Where a line holds the string "Service", return that line.

Entries shown =>
····················
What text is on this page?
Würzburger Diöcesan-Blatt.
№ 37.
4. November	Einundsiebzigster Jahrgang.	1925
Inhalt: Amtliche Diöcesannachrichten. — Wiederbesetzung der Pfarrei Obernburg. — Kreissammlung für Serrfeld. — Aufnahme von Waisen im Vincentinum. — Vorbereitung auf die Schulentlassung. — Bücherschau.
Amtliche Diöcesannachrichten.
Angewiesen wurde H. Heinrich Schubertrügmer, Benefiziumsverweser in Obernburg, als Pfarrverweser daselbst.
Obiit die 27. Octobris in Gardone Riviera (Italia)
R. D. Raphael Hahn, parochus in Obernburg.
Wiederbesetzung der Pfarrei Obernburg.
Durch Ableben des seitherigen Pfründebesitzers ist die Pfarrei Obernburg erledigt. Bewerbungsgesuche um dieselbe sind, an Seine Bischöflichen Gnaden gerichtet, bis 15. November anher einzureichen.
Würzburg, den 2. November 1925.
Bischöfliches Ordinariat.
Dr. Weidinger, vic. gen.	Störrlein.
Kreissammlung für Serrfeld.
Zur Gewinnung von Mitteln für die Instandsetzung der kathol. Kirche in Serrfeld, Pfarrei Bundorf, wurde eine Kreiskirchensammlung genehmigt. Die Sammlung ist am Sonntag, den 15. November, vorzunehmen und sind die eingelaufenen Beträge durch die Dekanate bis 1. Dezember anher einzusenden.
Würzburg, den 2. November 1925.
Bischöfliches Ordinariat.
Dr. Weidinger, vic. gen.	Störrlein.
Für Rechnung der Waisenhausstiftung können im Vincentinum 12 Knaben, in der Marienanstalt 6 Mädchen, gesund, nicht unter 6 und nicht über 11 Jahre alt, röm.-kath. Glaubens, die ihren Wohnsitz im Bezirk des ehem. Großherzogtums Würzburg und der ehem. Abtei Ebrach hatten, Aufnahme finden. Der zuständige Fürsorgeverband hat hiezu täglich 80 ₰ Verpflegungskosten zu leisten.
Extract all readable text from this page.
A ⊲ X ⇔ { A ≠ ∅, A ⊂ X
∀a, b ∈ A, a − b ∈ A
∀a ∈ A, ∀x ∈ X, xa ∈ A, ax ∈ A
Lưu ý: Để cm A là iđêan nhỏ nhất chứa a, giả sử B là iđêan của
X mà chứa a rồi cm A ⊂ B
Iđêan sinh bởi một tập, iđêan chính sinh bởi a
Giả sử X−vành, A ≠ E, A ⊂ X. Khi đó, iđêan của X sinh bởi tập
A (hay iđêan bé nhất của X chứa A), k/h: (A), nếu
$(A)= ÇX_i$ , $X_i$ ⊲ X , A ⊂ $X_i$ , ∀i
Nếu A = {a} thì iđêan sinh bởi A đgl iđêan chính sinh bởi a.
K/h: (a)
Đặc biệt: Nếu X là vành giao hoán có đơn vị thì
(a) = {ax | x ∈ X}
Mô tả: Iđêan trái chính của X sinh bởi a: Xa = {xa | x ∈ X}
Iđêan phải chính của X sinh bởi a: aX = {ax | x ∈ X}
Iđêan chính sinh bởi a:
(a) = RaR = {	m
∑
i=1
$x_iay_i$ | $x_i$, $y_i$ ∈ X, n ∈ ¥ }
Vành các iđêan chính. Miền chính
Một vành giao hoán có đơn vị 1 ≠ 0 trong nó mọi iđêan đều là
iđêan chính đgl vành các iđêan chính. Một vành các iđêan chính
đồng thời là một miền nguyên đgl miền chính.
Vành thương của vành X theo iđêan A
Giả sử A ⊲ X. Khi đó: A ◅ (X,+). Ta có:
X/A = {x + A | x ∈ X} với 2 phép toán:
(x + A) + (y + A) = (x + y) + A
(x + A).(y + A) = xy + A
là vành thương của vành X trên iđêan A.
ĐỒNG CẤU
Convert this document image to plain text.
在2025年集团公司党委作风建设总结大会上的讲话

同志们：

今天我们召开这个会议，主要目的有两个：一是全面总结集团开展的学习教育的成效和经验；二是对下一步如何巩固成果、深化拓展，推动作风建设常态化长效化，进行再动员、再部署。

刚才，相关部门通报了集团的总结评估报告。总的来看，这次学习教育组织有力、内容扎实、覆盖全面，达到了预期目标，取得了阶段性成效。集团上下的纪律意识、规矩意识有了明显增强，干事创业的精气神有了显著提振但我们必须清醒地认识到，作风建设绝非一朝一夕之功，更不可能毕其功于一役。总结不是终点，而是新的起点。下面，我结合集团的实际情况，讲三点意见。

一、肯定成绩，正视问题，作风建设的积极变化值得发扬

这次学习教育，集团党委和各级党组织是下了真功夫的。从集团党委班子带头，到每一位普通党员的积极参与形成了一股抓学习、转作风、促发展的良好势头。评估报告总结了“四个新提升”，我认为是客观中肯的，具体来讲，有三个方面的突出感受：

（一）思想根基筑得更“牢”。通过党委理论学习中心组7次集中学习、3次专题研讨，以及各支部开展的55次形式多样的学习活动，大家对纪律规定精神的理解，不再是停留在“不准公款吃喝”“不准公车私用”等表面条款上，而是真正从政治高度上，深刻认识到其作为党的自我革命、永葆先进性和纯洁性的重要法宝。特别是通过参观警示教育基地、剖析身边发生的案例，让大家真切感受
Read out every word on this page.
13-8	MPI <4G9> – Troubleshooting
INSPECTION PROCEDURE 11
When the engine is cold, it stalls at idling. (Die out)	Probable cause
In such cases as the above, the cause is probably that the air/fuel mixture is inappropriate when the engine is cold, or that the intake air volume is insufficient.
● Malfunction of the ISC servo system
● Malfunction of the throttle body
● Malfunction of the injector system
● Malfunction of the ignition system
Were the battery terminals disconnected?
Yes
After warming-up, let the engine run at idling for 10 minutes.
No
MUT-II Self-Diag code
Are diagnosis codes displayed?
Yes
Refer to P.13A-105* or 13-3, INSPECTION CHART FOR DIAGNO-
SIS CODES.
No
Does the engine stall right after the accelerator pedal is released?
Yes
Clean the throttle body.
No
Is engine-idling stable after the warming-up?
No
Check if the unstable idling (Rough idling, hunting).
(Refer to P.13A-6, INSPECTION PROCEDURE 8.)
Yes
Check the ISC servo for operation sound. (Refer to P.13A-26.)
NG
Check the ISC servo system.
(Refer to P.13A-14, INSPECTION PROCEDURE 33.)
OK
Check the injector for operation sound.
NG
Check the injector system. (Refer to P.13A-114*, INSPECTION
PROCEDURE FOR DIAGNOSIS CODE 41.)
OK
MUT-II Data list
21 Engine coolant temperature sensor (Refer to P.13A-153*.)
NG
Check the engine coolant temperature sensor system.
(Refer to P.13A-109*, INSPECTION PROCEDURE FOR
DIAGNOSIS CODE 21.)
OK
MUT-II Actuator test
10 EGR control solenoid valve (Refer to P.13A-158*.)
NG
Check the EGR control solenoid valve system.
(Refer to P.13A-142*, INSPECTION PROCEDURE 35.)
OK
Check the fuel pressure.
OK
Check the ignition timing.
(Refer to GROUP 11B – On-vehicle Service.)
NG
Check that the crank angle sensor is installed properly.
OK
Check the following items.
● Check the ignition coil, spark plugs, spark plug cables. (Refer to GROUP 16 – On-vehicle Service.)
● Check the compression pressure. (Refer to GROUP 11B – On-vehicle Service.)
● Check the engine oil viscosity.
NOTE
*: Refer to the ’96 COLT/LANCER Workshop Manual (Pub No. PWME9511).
····················
Complete output =>
(Refer to GROUP 11B – On-vehicle Service.)
● Check the ignition coil, spark plugs, spark plug cables. (Refer to GROUP 16 – On-vehicle Service.)
● Check the compression pressure. (Refer to GROUP 11B – On-vehicle Service.)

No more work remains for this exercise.